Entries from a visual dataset

■ ■ ■ ■ ■ ■ ■

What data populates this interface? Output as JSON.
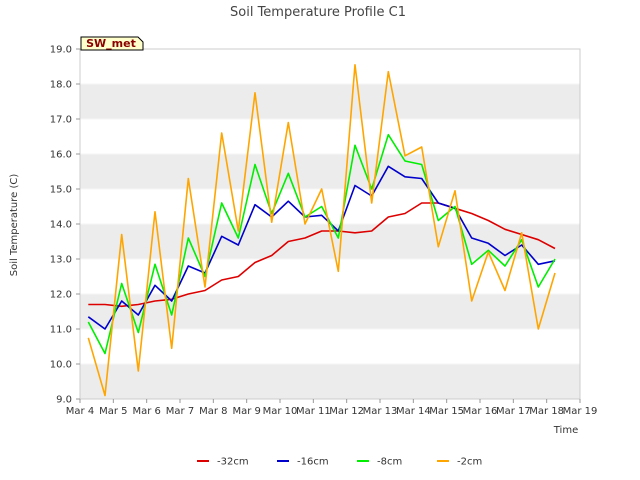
{
  "chart_data": {
    "type": "line",
    "title": "Soil Temperature Profile C1",
    "xlabel": "Time",
    "ylabel": "Soil Temperature (C)",
    "annotation": "SW_met",
    "x_ticks": [
      "Mar 4",
      "Mar 5",
      "Mar 6",
      "Mar 7",
      "Mar 8",
      "Mar 9",
      "Mar 10",
      "Mar 11",
      "Mar 12",
      "Mar 13",
      "Mar 14",
      "Mar 15",
      "Mar 16",
      "Mar 17",
      "Mar 18",
      "Mar 19"
    ],
    "y_ticks": [
      "9.0",
      "10.0",
      "11.0",
      "12.0",
      "13.0",
      "14.0",
      "15.0",
      "16.0",
      "17.0",
      "18.0",
      "19.0"
    ],
    "xlim": [
      "2024-03-04",
      "2024-03-19"
    ],
    "ylim": [
      9.0,
      19.0
    ],
    "grid": "horizontal bands",
    "legend_position": "bottom",
    "series": [
      {
        "name": "-32cm",
        "color": "#dd0000",
        "x": [
          "2024-03-04T06:00",
          "2024-03-04T18:00",
          "2024-03-05T06:00",
          "2024-03-05T18:00",
          "2024-03-06T06:00",
          "2024-03-06T18:00",
          "2024-03-07T06:00",
          "2024-03-07T18:00",
          "2024-03-08T06:00",
          "2024-03-08T18:00",
          "2024-03-09T06:00",
          "2024-03-09T18:00",
          "2024-03-10T06:00",
          "2024-03-10T18:00",
          "2024-03-11T06:00",
          "2024-03-11T18:00",
          "2024-03-12T06:00",
          "2024-03-12T18:00",
          "2024-03-13T06:00",
          "2024-03-13T18:00",
          "2024-03-14T06:00",
          "2024-03-14T18:00",
          "2024-03-15T06:00",
          "2024-03-15T18:00",
          "2024-03-16T06:00",
          "2024-03-16T18:00",
          "2024-03-17T06:00",
          "2024-03-17T18:00",
          "2024-03-18T06:00"
        ],
        "values": [
          11.7,
          11.7,
          11.65,
          11.7,
          11.8,
          11.85,
          12.0,
          12.1,
          12.4,
          12.5,
          12.9,
          13.1,
          13.5,
          13.6,
          13.8,
          13.8,
          13.75,
          13.8,
          14.2,
          14.3,
          14.6,
          14.6,
          14.45,
          14.3,
          14.1,
          13.85,
          13.7,
          13.55,
          13.3
        ]
      },
      {
        "name": "-16cm",
        "color": "#0000cc",
        "x": [
          "2024-03-04T06:00",
          "2024-03-04T18:00",
          "2024-03-05T06:00",
          "2024-03-05T18:00",
          "2024-03-06T06:00",
          "2024-03-06T18:00",
          "2024-03-07T06:00",
          "2024-03-07T18:00",
          "2024-03-08T06:00",
          "2024-03-08T18:00",
          "2024-03-09T06:00",
          "2024-03-09T18:00",
          "2024-03-10T06:00",
          "2024-03-10T18:00",
          "2024-03-11T06:00",
          "2024-03-11T18:00",
          "2024-03-12T06:00",
          "2024-03-12T18:00",
          "2024-03-13T06:00",
          "2024-03-13T18:00",
          "2024-03-14T06:00",
          "2024-03-14T18:00",
          "2024-03-15T06:00",
          "2024-03-15T18:00",
          "2024-03-16T06:00",
          "2024-03-16T18:00",
          "2024-03-17T06:00",
          "2024-03-17T18:00",
          "2024-03-18T06:00"
        ],
        "values": [
          11.35,
          11.0,
          11.8,
          11.4,
          12.25,
          11.8,
          12.8,
          12.6,
          13.65,
          13.4,
          14.55,
          14.2,
          14.65,
          14.2,
          14.25,
          13.8,
          15.1,
          14.8,
          15.65,
          15.35,
          15.3,
          14.6,
          14.45,
          13.6,
          13.45,
          13.1,
          13.4,
          12.85,
          12.95
        ]
      },
      {
        "name": "-8cm",
        "color": "#00ee00",
        "x": [
          "2024-03-04T06:00",
          "2024-03-04T18:00",
          "2024-03-05T06:00",
          "2024-03-05T18:00",
          "2024-03-06T06:00",
          "2024-03-06T18:00",
          "2024-03-07T06:00",
          "2024-03-07T18:00",
          "2024-03-08T06:00",
          "2024-03-08T18:00",
          "2024-03-09T06:00",
          "2024-03-09T18:00",
          "2024-03-10T06:00",
          "2024-03-10T18:00",
          "2024-03-11T06:00",
          "2024-03-11T18:00",
          "2024-03-12T06:00",
          "2024-03-12T18:00",
          "2024-03-13T06:00",
          "2024-03-13T18:00",
          "2024-03-14T06:00",
          "2024-03-14T18:00",
          "2024-03-15T06:00",
          "2024-03-15T18:00",
          "2024-03-16T06:00",
          "2024-03-16T18:00",
          "2024-03-17T06:00",
          "2024-03-17T18:00",
          "2024-03-18T06:00"
        ],
        "values": [
          11.2,
          10.3,
          12.3,
          10.9,
          12.85,
          11.4,
          13.6,
          12.5,
          14.6,
          13.6,
          15.7,
          14.3,
          15.45,
          14.2,
          14.5,
          13.6,
          16.25,
          15.0,
          16.55,
          15.8,
          15.7,
          14.1,
          14.5,
          12.85,
          13.25,
          12.8,
          13.55,
          12.2,
          13.0
        ]
      },
      {
        "name": "-2cm",
        "color": "#ffa500",
        "x": [
          "2024-03-04T06:00",
          "2024-03-04T18:00",
          "2024-03-05T06:00",
          "2024-03-05T18:00",
          "2024-03-06T06:00",
          "2024-03-06T18:00",
          "2024-03-07T06:00",
          "2024-03-07T18:00",
          "2024-03-08T06:00",
          "2024-03-08T18:00",
          "2024-03-09T06:00",
          "2024-03-09T18:00",
          "2024-03-10T06:00",
          "2024-03-10T18:00",
          "2024-03-11T06:00",
          "2024-03-11T18:00",
          "2024-03-12T06:00",
          "2024-03-12T18:00",
          "2024-03-13T06:00",
          "2024-03-13T18:00",
          "2024-03-14T06:00",
          "2024-03-14T18:00",
          "2024-03-15T06:00",
          "2024-03-15T18:00",
          "2024-03-16T06:00",
          "2024-03-16T18:00",
          "2024-03-17T06:00",
          "2024-03-17T18:00",
          "2024-03-18T06:00"
        ],
        "values": [
          10.75,
          9.1,
          13.7,
          9.8,
          14.35,
          10.45,
          15.3,
          12.2,
          16.6,
          13.8,
          17.75,
          14.05,
          16.9,
          14.0,
          15.0,
          12.65,
          18.55,
          14.6,
          18.35,
          15.95,
          16.2,
          13.35,
          14.95,
          11.8,
          13.2,
          12.1,
          13.75,
          11.0,
          12.6
        ]
      }
    ]
  }
}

■ ■ ■ ■ ■ ■ ■

Repeat the records in full, exactly as they appear, without the pictures.

What data populates this interface? Output as JSON.
{
  "chart_data": {
    "type": "line",
    "title": "Soil Temperature Profile C1",
    "xlabel": "Time",
    "ylabel": "Soil Temperature (C)",
    "annotation": "SW_met",
    "x_ticks": [
      "Mar 4",
      "Mar 5",
      "Mar 6",
      "Mar 7",
      "Mar 8",
      "Mar 9",
      "Mar 10",
      "Mar 11",
      "Mar 12",
      "Mar 13",
      "Mar 14",
      "Mar 15",
      "Mar 16",
      "Mar 17",
      "Mar 18",
      "Mar 19"
    ],
    "y_ticks": [
      "9.0",
      "10.0",
      "11.0",
      "12.0",
      "13.0",
      "14.0",
      "15.0",
      "16.0",
      "17.0",
      "18.0",
      "19.0"
    ],
    "xlim": [
      "2024-03-04",
      "2024-03-19"
    ],
    "ylim": [
      9.0,
      19.0
    ],
    "grid": "horizontal bands",
    "legend_position": "bottom",
    "series": [
      {
        "name": "-32cm",
        "color": "#dd0000",
        "x": [
          "2024-03-04T06:00",
          "2024-03-04T18:00",
          "2024-03-05T06:00",
          "2024-03-05T18:00",
          "2024-03-06T06:00",
          "2024-03-06T18:00",
          "2024-03-07T06:00",
          "2024-03-07T18:00",
          "2024-03-08T06:00",
          "2024-03-08T18:00",
          "2024-03-09T06:00",
          "2024-03-09T18:00",
          "2024-03-10T06:00",
          "2024-03-10T18:00",
          "2024-03-11T06:00",
          "2024-03-11T18:00",
          "2024-03-12T06:00",
          "2024-03-12T18:00",
          "2024-03-13T06:00",
          "2024-03-13T18:00",
          "2024-03-14T06:00",
          "2024-03-14T18:00",
          "2024-03-15T06:00",
          "2024-03-15T18:00",
          "2024-03-16T06:00",
          "2024-03-16T18:00",
          "2024-03-17T06:00",
          "2024-03-17T18:00",
          "2024-03-18T06:00"
        ],
        "values": [
          11.7,
          11.7,
          11.65,
          11.7,
          11.8,
          11.85,
          12.0,
          12.1,
          12.4,
          12.5,
          12.9,
          13.1,
          13.5,
          13.6,
          13.8,
          13.8,
          13.75,
          13.8,
          14.2,
          14.3,
          14.6,
          14.6,
          14.45,
          14.3,
          14.1,
          13.85,
          13.7,
          13.55,
          13.3
        ]
      },
      {
        "name": "-16cm",
        "color": "#0000cc",
        "x": [
          "2024-03-04T06:00",
          "2024-03-04T18:00",
          "2024-03-05T06:00",
          "2024-03-05T18:00",
          "2024-03-06T06:00",
          "2024-03-06T18:00",
          "2024-03-07T06:00",
          "2024-03-07T18:00",
          "2024-03-08T06:00",
          "2024-03-08T18:00",
          "2024-03-09T06:00",
          "2024-03-09T18:00",
          "2024-03-10T06:00",
          "2024-03-10T18:00",
          "2024-03-11T06:00",
          "2024-03-11T18:00",
          "2024-03-12T06:00",
          "2024-03-12T18:00",
          "2024-03-13T06:00",
          "2024-03-13T18:00",
          "2024-03-14T06:00",
          "2024-03-14T18:00",
          "2024-03-15T06:00",
          "2024-03-15T18:00",
          "2024-03-16T06:00",
          "2024-03-16T18:00",
          "2024-03-17T06:00",
          "2024-03-17T18:00",
          "2024-03-18T06:00"
        ],
        "values": [
          11.35,
          11.0,
          11.8,
          11.4,
          12.25,
          11.8,
          12.8,
          12.6,
          13.65,
          13.4,
          14.55,
          14.2,
          14.65,
          14.2,
          14.25,
          13.8,
          15.1,
          14.8,
          15.65,
          15.35,
          15.3,
          14.6,
          14.45,
          13.6,
          13.45,
          13.1,
          13.4,
          12.85,
          12.95
        ]
      },
      {
        "name": "-8cm",
        "color": "#00ee00",
        "x": [
          "2024-03-04T06:00",
          "2024-03-04T18:00",
          "2024-03-05T06:00",
          "2024-03-05T18:00",
          "2024-03-06T06:00",
          "2024-03-06T18:00",
          "2024-03-07T06:00",
          "2024-03-07T18:00",
          "2024-03-08T06:00",
          "2024-03-08T18:00",
          "2024-03-09T06:00",
          "2024-03-09T18:00",
          "2024-03-10T06:00",
          "2024-03-10T18:00",
          "2024-03-11T06:00",
          "2024-03-11T18:00",
          "2024-03-12T06:00",
          "2024-03-12T18:00",
          "2024-03-13T06:00",
          "2024-03-13T18:00",
          "2024-03-14T06:00",
          "2024-03-14T18:00",
          "2024-03-15T06:00",
          "2024-03-15T18:00",
          "2024-03-16T06:00",
          "2024-03-16T18:00",
          "2024-03-17T06:00",
          "2024-03-17T18:00",
          "2024-03-18T06:00"
        ],
        "values": [
          11.2,
          10.3,
          12.3,
          10.9,
          12.85,
          11.4,
          13.6,
          12.5,
          14.6,
          13.6,
          15.7,
          14.3,
          15.45,
          14.2,
          14.5,
          13.6,
          16.25,
          15.0,
          16.55,
          15.8,
          15.7,
          14.1,
          14.5,
          12.85,
          13.25,
          12.8,
          13.55,
          12.2,
          13.0
        ]
      },
      {
        "name": "-2cm",
        "color": "#ffa500",
        "x": [
          "2024-03-04T06:00",
          "2024-03-04T18:00",
          "2024-03-05T06:00",
          "2024-03-05T18:00",
          "2024-03-06T06:00",
          "2024-03-06T18:00",
          "2024-03-07T06:00",
          "2024-03-07T18:00",
          "2024-03-08T06:00",
          "2024-03-08T18:00",
          "2024-03-09T06:00",
          "2024-03-09T18:00",
          "2024-03-10T06:00",
          "2024-03-10T18:00",
          "2024-03-11T06:00",
          "2024-03-11T18:00",
          "2024-03-12T06:00",
          "2024-03-12T18:00",
          "2024-03-13T06:00",
          "2024-03-13T18:00",
          "2024-03-14T06:00",
          "2024-03-14T18:00",
          "2024-03-15T06:00",
          "2024-03-15T18:00",
          "2024-03-16T06:00",
          "2024-03-16T18:00",
          "2024-03-17T06:00",
          "2024-03-17T18:00",
          "2024-03-18T06:00"
        ],
        "values": [
          10.75,
          9.1,
          13.7,
          9.8,
          14.35,
          10.45,
          15.3,
          12.2,
          16.6,
          13.8,
          17.75,
          14.05,
          16.9,
          14.0,
          15.0,
          12.65,
          18.55,
          14.6,
          18.35,
          15.95,
          16.2,
          13.35,
          14.95,
          11.8,
          13.2,
          12.1,
          13.75,
          11.0,
          12.6
        ]
      }
    ]
  }
}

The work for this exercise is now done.